### Required actions
**a.** Put this sentence from the news report on Uganda's fibre cable into French: "Uganda has to pay back the loan over a period of 20 years."
**b.** Pick up the news report on Uganda's fibre cable after its final sentence and write the next part.

═════ Provided passage

Uganda Lays Wrong fibre Cable, Experts said


Uganda is laying the wrong fibre optic cable for the national backbone infrastructure, local and international experts have said.

Uganda is using the G652 type whereas it should be using G655 for the kind of data Uganda will need to transmit.

But despite instructions from the Ministry of Information and Communication Technology (ICT) and Parliament to halt the second phase until the technical issues have been resolved, the Chinese company, Huawei Technologies, has refused to stop.

Every day the works continue, the company is using up more of the $106m (sh212b) for what experts say will prove to be a 'white elephant'.

The National Transmission Backbone Infrastructure and related e-Government Infrastructure is a project funded by a concessional loan from the export/import bank (EXIM) of China.

Uganda has to pay back the loan over a period of 20 years.

The Chinese government sourced and recommended Huawei Technologies to carry out the implementation.

There was no tender and according to inside sources, no proper needs assessment study prior to implementation.

One source said a project document from Malawi was simply copied and the word 'Malawi' changed into 'Uganda'.

The project involves building a 2,100 km fibre optic cable network linking 20 major towns, making Internet accessible and affordable to the majority of Ugandans and enabling e-Government.

Ultimately, it is meant to be linked to the submarine cables that have recently arrived at the East African coast and provide faster and cheaper Internet access to Uganda.

The backbone infrastructure is very instrumental for Uganda's development.

It will determine whether the country will catch the ICT train or miss it.

The UN has established that there is a direct link between the spread of Internet and economic growth. The International Telecommunication Union found that every 1% increase in Internet penetration results into a $593 increment to GDP per capita.

Yet, contrary to neighbouring Rwanda, the country might miss the train due to an inadequate network and outdated technology that experts predict will constantly break down.

══════════
═════ Given records

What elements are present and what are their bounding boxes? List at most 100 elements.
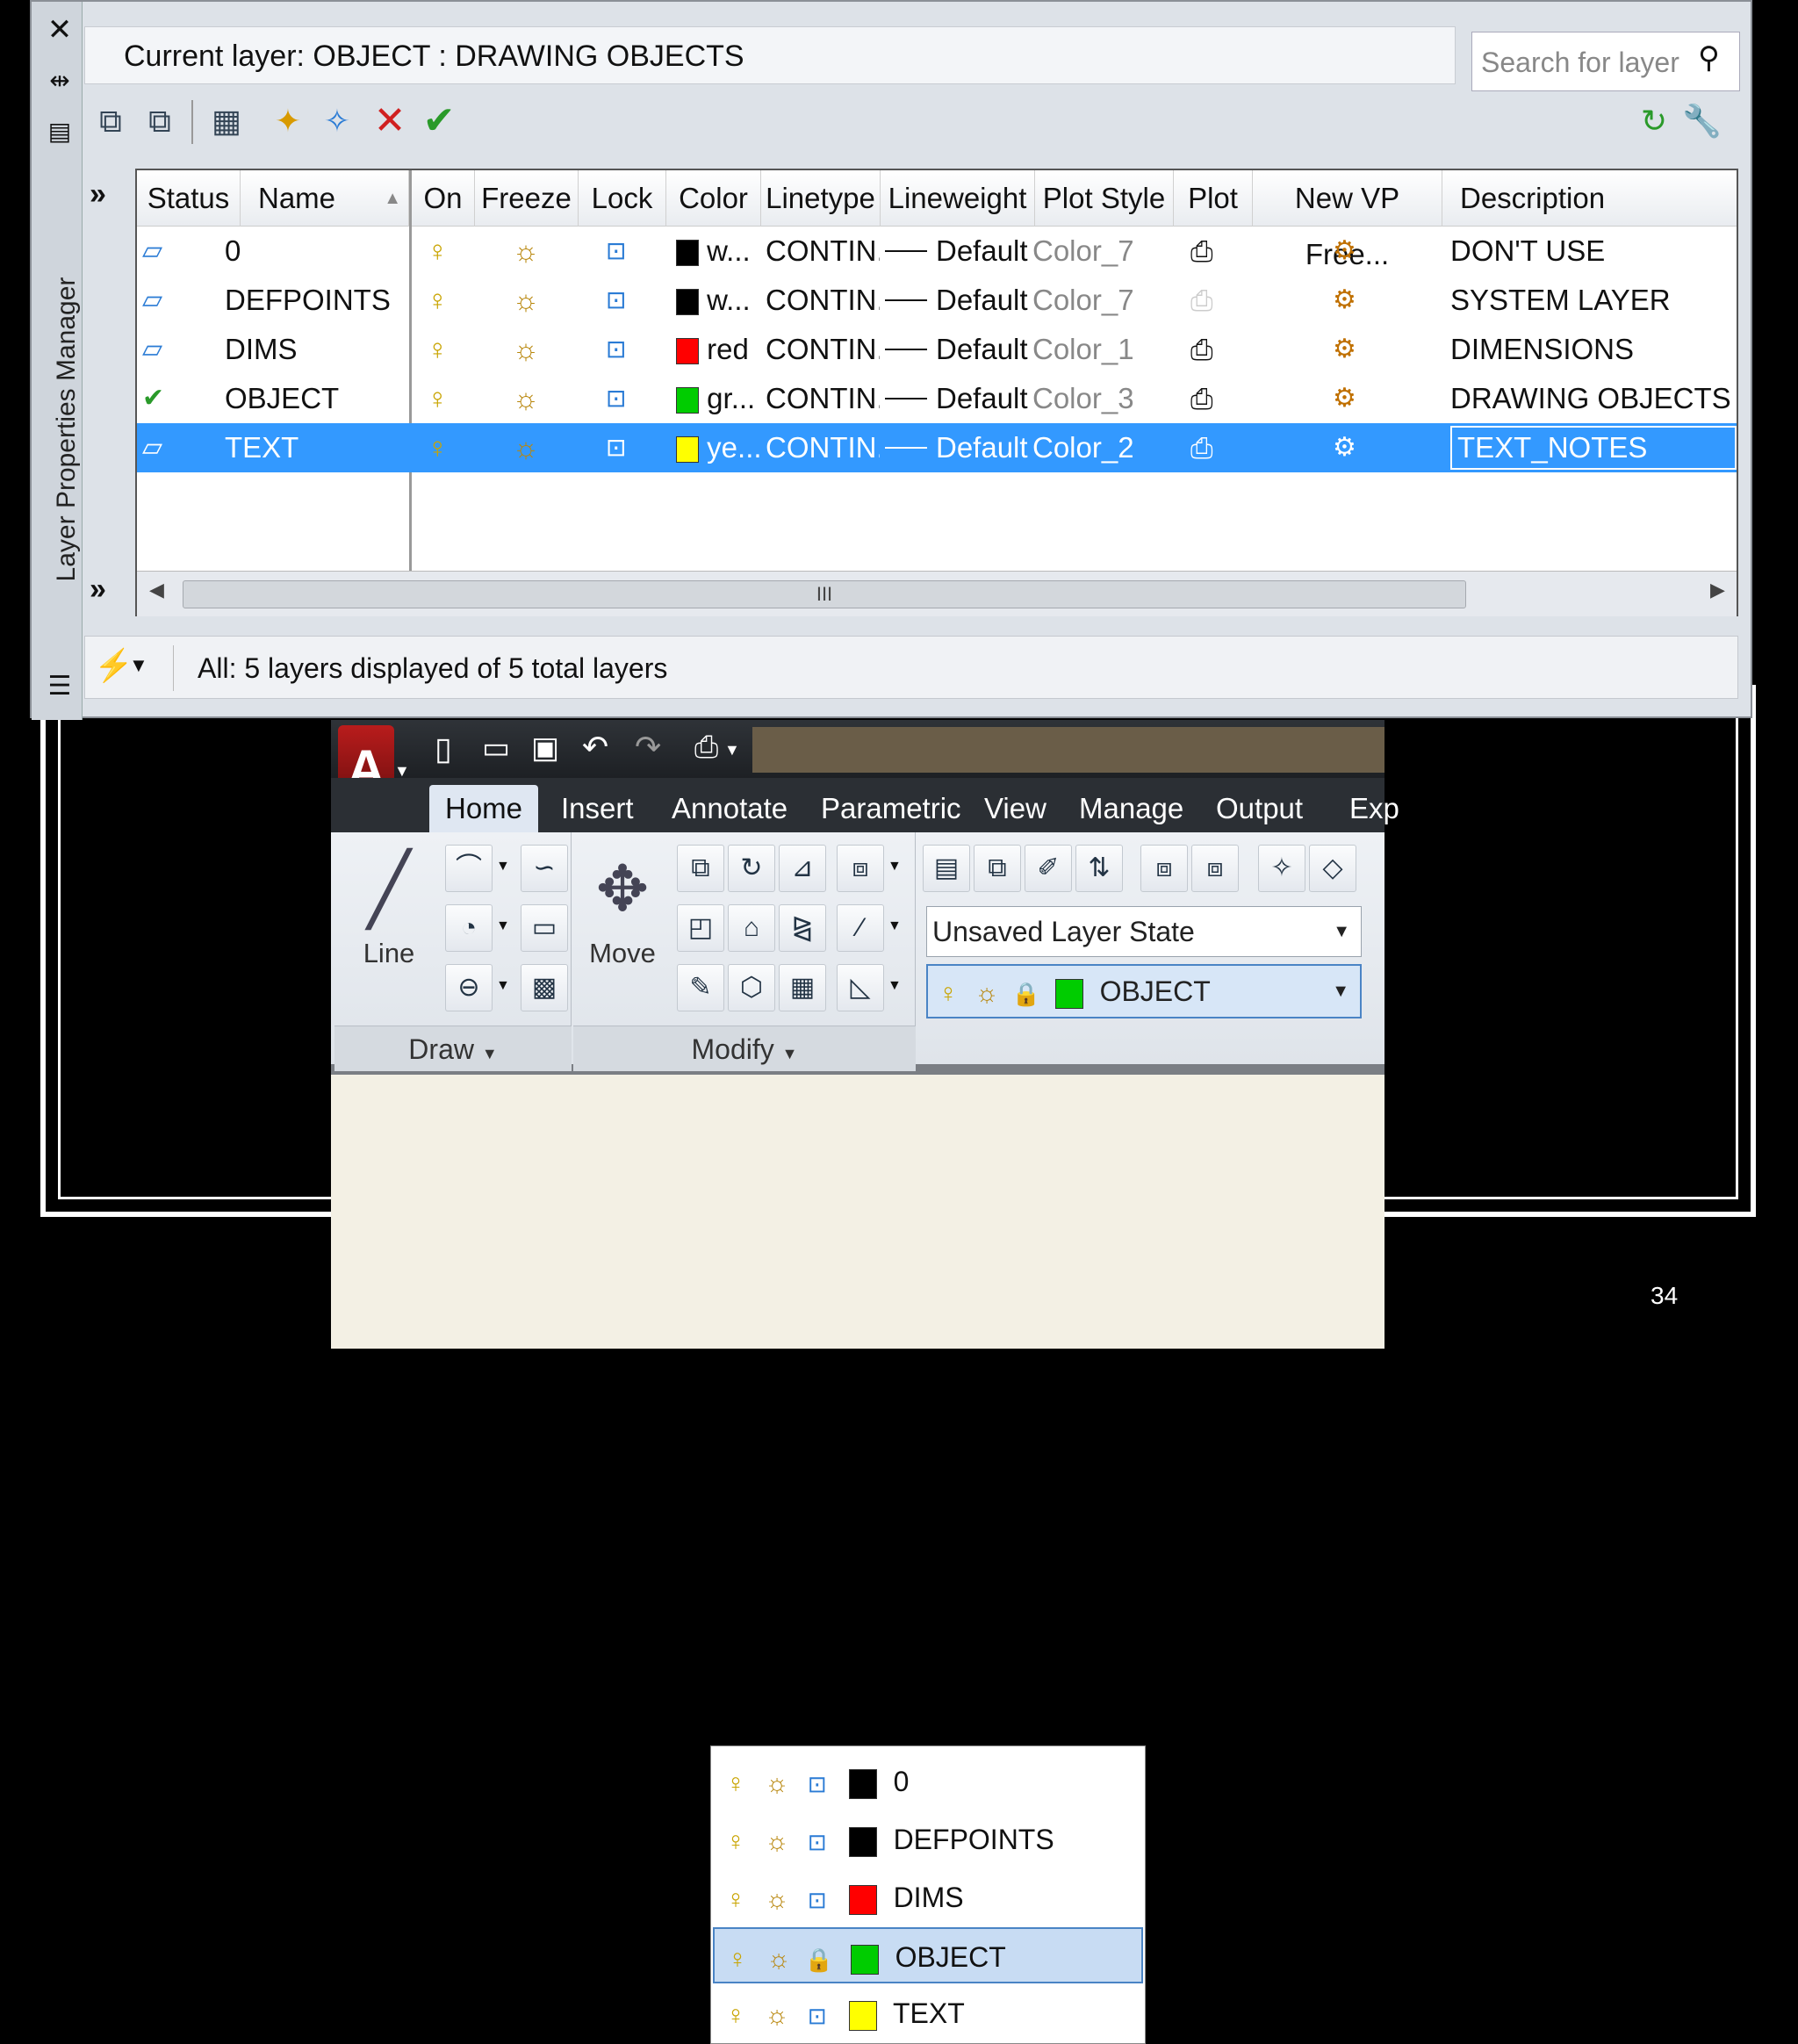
scale-icon[interactable]: ⬡ — [728, 964, 775, 1011]
printer-icon[interactable]: ⎙ — [1190, 374, 1229, 423]
bulb-on-icon[interactable]: ♀ — [427, 227, 462, 276]
save-icon[interactable]: ▣ — [531, 731, 559, 766]
qat-chevron-down-icon[interactable]: ▼ — [724, 741, 740, 759]
set-current-icon[interactable]: ✔ — [420, 102, 458, 140]
rotate-icon[interactable]: ↻ — [728, 845, 775, 892]
scroll-left-arrow-icon[interactable]: ◀ — [149, 579, 164, 601]
column-header-plot-style[interactable]: Plot Style — [1035, 170, 1174, 227]
printer-icon[interactable]: ⎙ — [1190, 423, 1229, 472]
layer-icon[interactable]: ▱ — [142, 325, 230, 374]
color-cell[interactable]: ye... — [676, 423, 760, 472]
erase-chevron-down-icon[interactable]: ▼ — [888, 859, 902, 874]
vp-freeze-icon[interactable]: ⚙ — [1333, 374, 1368, 423]
description-cell[interactable]: DRAWING OBJECTS — [1450, 374, 1737, 423]
close-icon[interactable]: ✕ — [42, 12, 77, 47]
current-check-icon[interactable]: ✔ — [142, 374, 230, 423]
table-row[interactable]: ▱ 0 ♀ ☼ ⊡ w... CONTIN... Default Color_7… — [137, 227, 1737, 276]
layer-name[interactable]: OBJECT — [225, 374, 409, 423]
layer-properties-icon[interactable]: ▤ — [923, 845, 970, 892]
color-cell[interactable]: red — [676, 325, 760, 374]
table-row[interactable]: ▱ TEXT ♀ ☼ ⊡ ye... CONTIN... Default Col… — [137, 423, 1737, 472]
settings-wrench-icon[interactable]: 🔧 — [1682, 102, 1722, 140]
new-vp-frozen-layer-icon[interactable]: ✧ — [318, 102, 356, 140]
padlock-unlocked-icon[interactable]: ⊡ — [606, 325, 641, 374]
column-header-status[interactable]: Status — [137, 170, 241, 227]
circle-chevron-down-icon[interactable]: ▼ — [496, 918, 510, 934]
ellipse-icon[interactable]: ⊖ — [445, 964, 493, 1011]
column-header-new-vp-freeze[interactable]: New VP Free... — [1253, 170, 1442, 270]
column-header-description[interactable]: Description — [1442, 170, 1738, 227]
layer-dropdown-item[interactable]: ♀ ☼ ⊡ DIMS — [713, 1869, 1143, 1925]
linetype-cell[interactable]: CONTIN... — [766, 227, 880, 276]
layer-dropdown-item[interactable]: ♀ ☼ 🔒 OBJECT — [713, 1927, 1143, 1983]
bulb-on-icon[interactable]: ♀ — [427, 423, 462, 472]
invert-filter-icon[interactable]: ⚡ — [94, 647, 133, 684]
auto-hide-icon[interactable]: ⇹ — [42, 63, 77, 98]
layer-dropdown-item[interactable]: ♀ ☼ ⊡ 0 — [713, 1753, 1143, 1810]
color-cell[interactable]: w... — [676, 276, 760, 325]
padlock-unlocked-icon[interactable]: ⊡ — [606, 227, 641, 276]
column-header-plot[interactable]: Plot — [1174, 170, 1253, 227]
padlock-unlocked-icon[interactable]: ⊡ — [606, 423, 641, 472]
vp-freeze-icon[interactable]: ⚙ — [1333, 325, 1368, 374]
column-header-lock[interactable]: Lock — [579, 170, 666, 227]
layer-match-icon[interactable]: ✐ — [1025, 845, 1072, 892]
tab-output[interactable]: Output — [1200, 785, 1319, 832]
modify-panel-footer[interactable]: Modify ▼ — [573, 1026, 916, 1071]
rectangle-icon[interactable]: ▭ — [521, 904, 568, 952]
column-header-lineweight[interactable]: Lineweight — [881, 170, 1035, 227]
chevron-down-icon[interactable]: ▼ — [129, 654, 148, 677]
layer-icon[interactable]: ▱ — [142, 423, 230, 472]
draw-panel-footer[interactable]: Draw ▼ — [334, 1026, 572, 1071]
new-property-filter-icon[interactable]: ⧉ — [91, 102, 130, 140]
explode-chevron-down-icon[interactable]: ▼ — [888, 918, 902, 934]
description-cell[interactable]: SYSTEM LAYER — [1450, 276, 1737, 325]
array-icon[interactable]: ▦ — [779, 964, 826, 1011]
ellipse-chevron-down-icon[interactable]: ▼ — [496, 978, 510, 994]
column-header-freeze[interactable]: Freeze — [475, 170, 579, 227]
copy-icon[interactable]: ⧉ — [677, 845, 724, 892]
bulb-on-icon[interactable]: ♀ — [427, 374, 462, 423]
tab-view[interactable]: View — [968, 785, 1062, 832]
layer-change-icon[interactable]: ⇅ — [1075, 845, 1123, 892]
layer-unisolate-icon[interactable]: ⧈ — [1191, 845, 1239, 892]
bulb-on-icon[interactable]: ♀ — [427, 325, 462, 374]
description-cell[interactable]: DON'T USE — [1450, 227, 1737, 276]
vp-freeze-icon[interactable]: ⚙ — [1333, 423, 1368, 472]
new-layer-icon[interactable]: ✦ — [269, 102, 307, 140]
scroll-right-arrow-icon[interactable]: ▶ — [1710, 579, 1725, 601]
stretch-icon[interactable]: ⌂ — [728, 904, 775, 952]
tab-home[interactable]: Home — [429, 785, 539, 832]
table-row[interactable]: ▱ DEFPOINTS ♀ ☼ ⊡ w... CONTIN... Default… — [137, 276, 1737, 325]
padlock-unlocked-icon[interactable]: ⊡ — [606, 276, 641, 325]
linetype-cell[interactable]: CONTIN... — [766, 276, 880, 325]
refresh-icon[interactable]: ↻ — [1635, 102, 1673, 140]
horizontal-scrollbar[interactable]: ◀ III ▶ — [137, 571, 1737, 616]
explode-icon[interactable]: ⁄ — [837, 904, 884, 952]
chamfer-chevron-down-icon[interactable]: ▼ — [888, 978, 902, 994]
column-header-color[interactable]: Color — [666, 170, 761, 227]
column-header-name[interactable]: Name ▲ — [241, 170, 409, 227]
polyline-icon[interactable]: ⌒ — [445, 845, 493, 892]
layer-name[interactable]: 0 — [225, 227, 409, 276]
layer-freeze-icon[interactable]: ✧ — [1258, 845, 1305, 892]
layer-name[interactable]: DEFPOINTS — [225, 276, 409, 325]
fillet-icon[interactable]: ◰ — [677, 904, 724, 952]
description-cell[interactable]: DIMENSIONS — [1450, 325, 1737, 374]
linetype-cell[interactable]: CONTIN... — [766, 374, 880, 423]
collapse-filter-tree-icon[interactable]: » — [90, 572, 106, 607]
tab-insert[interactable]: Insert — [545, 785, 650, 832]
erase-icon[interactable]: ⧈ — [837, 845, 884, 892]
layer-previous-icon[interactable]: ⧉ — [974, 845, 1021, 892]
layer-name[interactable]: TEXT — [225, 423, 409, 472]
line-button[interactable]: ╱ Line — [347, 841, 431, 1013]
new-file-icon[interactable]: ▯ — [435, 731, 452, 767]
printer-icon[interactable]: ⎙ — [1190, 227, 1229, 276]
layer-name[interactable]: DIMS — [225, 325, 409, 374]
properties-icon[interactable]: ▤ — [42, 114, 77, 149]
description-cell[interactable]: TEXT_NOTES — [1450, 426, 1737, 470]
column-header-on[interactable]: On — [412, 170, 475, 227]
spline-icon[interactable]: ∽ — [521, 845, 568, 892]
color-cell[interactable]: w... — [676, 227, 760, 276]
tab-express[interactable]: Exp — [1334, 785, 1415, 832]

══════════

### Responses to the exercise
**a.** L'Ouganda doit rembourser le prêt sur une période de 20 ans.

**b.**
Questions about the type of cable were raised as far back as June 2009. In a brief to the ICT minister, the Project Implementation Unit recommended a shift from G652 to G655.

It argued that the cable used has Four Wavelength Mixing, a "phenomenon that introduces signal distortion that is extremely difficult to overcome".

It also said the cable has very high levels of chromatic dispersion, "a phenomenon that introduces errors during signal transmission".

More concerns about the type of cable were raised in a document drafted in September by the parliamentary committee on ICT.

The committee found that the bandwidth per fibre was too small. Bandwidth is the amount of traffic the fibre can carry simultaneously.

The G655 has a capacity of transmitting 40 gegabites per second whereas the current one can only transmit 2.5Gb, upgradable to 10Gb.

Experts say this is insufficient for Uganda's current needs. It cannot provide for future growth bearing in mind that other countries, like Rwanda, may tap on the same infrastructure.

"The G652 cable does not have enough provision for future upgrade path for higher data rates, multiple channels and longer distances," said the ICT committee.

One expert explained that it will be like driving traffic from a 10-lane road converging onto a one-lane road; leading to huge traffic jams.

"Projects like e-health or e-education using video-links may become difficult if not impossible to run across the country because they require huge bandwidth," the expert said.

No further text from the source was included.